## Work to do
Search the data for the word "період" and copy every line where it occurs.

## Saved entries
start
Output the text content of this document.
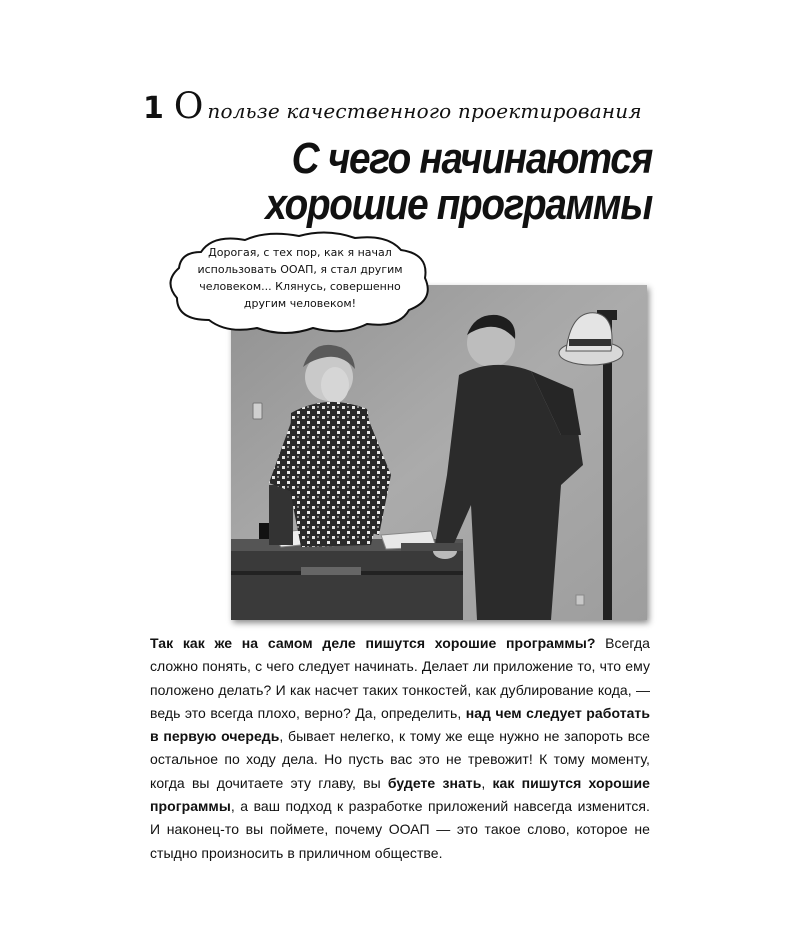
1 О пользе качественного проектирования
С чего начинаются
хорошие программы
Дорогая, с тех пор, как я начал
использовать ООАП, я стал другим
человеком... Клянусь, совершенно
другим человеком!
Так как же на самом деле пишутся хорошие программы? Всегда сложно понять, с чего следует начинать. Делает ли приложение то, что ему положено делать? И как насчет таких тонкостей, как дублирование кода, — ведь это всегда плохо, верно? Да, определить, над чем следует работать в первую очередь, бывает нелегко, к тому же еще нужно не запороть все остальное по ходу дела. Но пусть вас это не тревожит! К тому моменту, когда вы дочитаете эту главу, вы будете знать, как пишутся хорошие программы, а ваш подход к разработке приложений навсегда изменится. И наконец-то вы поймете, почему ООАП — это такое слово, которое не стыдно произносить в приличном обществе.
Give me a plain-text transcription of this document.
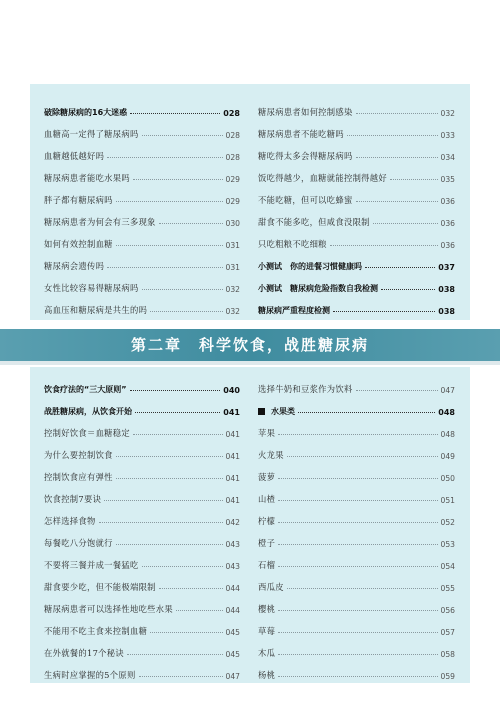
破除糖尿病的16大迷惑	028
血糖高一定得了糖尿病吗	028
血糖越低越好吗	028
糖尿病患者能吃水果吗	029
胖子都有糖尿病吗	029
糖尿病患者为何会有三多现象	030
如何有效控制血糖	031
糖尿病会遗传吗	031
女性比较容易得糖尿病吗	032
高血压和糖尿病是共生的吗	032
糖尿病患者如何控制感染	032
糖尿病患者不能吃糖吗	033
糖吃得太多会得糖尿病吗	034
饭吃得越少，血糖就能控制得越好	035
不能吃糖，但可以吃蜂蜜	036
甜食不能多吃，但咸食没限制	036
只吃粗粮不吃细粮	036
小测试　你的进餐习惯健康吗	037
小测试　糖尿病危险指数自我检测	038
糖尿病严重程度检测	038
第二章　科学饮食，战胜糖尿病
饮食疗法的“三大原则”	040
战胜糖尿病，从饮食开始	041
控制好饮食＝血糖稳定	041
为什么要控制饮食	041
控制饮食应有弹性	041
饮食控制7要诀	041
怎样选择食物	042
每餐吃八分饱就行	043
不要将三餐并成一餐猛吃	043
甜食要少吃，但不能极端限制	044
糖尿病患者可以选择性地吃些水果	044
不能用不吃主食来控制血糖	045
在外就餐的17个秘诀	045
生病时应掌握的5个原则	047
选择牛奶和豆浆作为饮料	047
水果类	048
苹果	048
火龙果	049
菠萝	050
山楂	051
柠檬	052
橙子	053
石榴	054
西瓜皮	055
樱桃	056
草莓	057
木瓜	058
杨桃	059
end
start
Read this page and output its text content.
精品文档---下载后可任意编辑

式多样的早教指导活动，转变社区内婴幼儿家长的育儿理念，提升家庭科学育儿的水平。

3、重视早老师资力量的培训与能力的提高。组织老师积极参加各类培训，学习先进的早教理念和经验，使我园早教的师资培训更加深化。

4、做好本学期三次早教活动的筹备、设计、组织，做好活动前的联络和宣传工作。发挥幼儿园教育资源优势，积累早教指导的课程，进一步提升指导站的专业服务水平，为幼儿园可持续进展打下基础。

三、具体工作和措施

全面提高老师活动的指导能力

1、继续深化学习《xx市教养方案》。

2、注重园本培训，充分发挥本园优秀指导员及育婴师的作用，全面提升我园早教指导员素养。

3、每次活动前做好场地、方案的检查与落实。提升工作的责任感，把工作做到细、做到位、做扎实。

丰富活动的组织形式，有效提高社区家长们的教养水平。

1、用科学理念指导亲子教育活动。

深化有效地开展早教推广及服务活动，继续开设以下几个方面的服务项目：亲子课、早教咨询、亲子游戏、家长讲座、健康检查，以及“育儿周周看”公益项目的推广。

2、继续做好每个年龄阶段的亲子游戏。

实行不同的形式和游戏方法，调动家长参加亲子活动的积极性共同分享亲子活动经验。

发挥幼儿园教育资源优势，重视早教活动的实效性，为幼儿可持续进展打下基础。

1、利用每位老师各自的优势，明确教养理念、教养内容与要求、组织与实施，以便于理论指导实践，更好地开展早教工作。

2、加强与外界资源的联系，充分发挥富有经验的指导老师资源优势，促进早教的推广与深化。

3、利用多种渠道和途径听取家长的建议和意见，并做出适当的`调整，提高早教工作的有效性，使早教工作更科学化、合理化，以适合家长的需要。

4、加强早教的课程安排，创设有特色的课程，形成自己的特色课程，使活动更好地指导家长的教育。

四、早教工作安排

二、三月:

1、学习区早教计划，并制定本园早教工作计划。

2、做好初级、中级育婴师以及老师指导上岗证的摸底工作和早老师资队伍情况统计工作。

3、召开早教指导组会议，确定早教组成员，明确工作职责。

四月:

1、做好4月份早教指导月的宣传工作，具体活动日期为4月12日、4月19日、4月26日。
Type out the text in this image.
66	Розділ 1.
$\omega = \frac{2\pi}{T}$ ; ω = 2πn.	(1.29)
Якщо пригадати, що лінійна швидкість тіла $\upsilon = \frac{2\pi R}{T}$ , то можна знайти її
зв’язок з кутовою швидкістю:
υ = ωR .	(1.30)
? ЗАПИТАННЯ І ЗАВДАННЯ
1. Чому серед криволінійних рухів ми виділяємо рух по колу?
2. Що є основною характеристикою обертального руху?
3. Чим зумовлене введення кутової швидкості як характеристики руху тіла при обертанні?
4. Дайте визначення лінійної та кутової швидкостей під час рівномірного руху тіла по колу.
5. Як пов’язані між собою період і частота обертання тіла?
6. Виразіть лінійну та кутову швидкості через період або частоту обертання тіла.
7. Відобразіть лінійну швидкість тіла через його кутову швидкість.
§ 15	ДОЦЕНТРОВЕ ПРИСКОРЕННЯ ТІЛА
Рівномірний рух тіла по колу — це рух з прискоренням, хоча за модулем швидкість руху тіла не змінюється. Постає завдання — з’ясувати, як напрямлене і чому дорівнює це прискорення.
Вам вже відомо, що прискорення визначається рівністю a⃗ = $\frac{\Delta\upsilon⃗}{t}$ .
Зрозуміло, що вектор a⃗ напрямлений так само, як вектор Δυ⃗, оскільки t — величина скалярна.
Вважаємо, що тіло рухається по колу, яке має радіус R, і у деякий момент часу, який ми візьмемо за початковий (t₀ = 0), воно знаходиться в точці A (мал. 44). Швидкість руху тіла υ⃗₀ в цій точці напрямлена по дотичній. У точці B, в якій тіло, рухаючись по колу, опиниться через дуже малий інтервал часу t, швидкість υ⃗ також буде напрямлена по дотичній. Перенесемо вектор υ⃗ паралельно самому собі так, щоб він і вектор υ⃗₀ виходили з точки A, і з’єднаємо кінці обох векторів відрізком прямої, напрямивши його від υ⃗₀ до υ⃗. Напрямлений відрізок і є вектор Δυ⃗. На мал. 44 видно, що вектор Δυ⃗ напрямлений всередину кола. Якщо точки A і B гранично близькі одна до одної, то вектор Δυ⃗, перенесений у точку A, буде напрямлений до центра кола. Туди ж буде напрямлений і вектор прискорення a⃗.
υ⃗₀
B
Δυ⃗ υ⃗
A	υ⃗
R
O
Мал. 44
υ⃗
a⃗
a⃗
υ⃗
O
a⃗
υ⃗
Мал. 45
end
## Full answer
5. Як пов’язані між собою період і частота обертання тіла?
6. Виразіть лінійну та кутову швидкості через період або частоту обертання тіла.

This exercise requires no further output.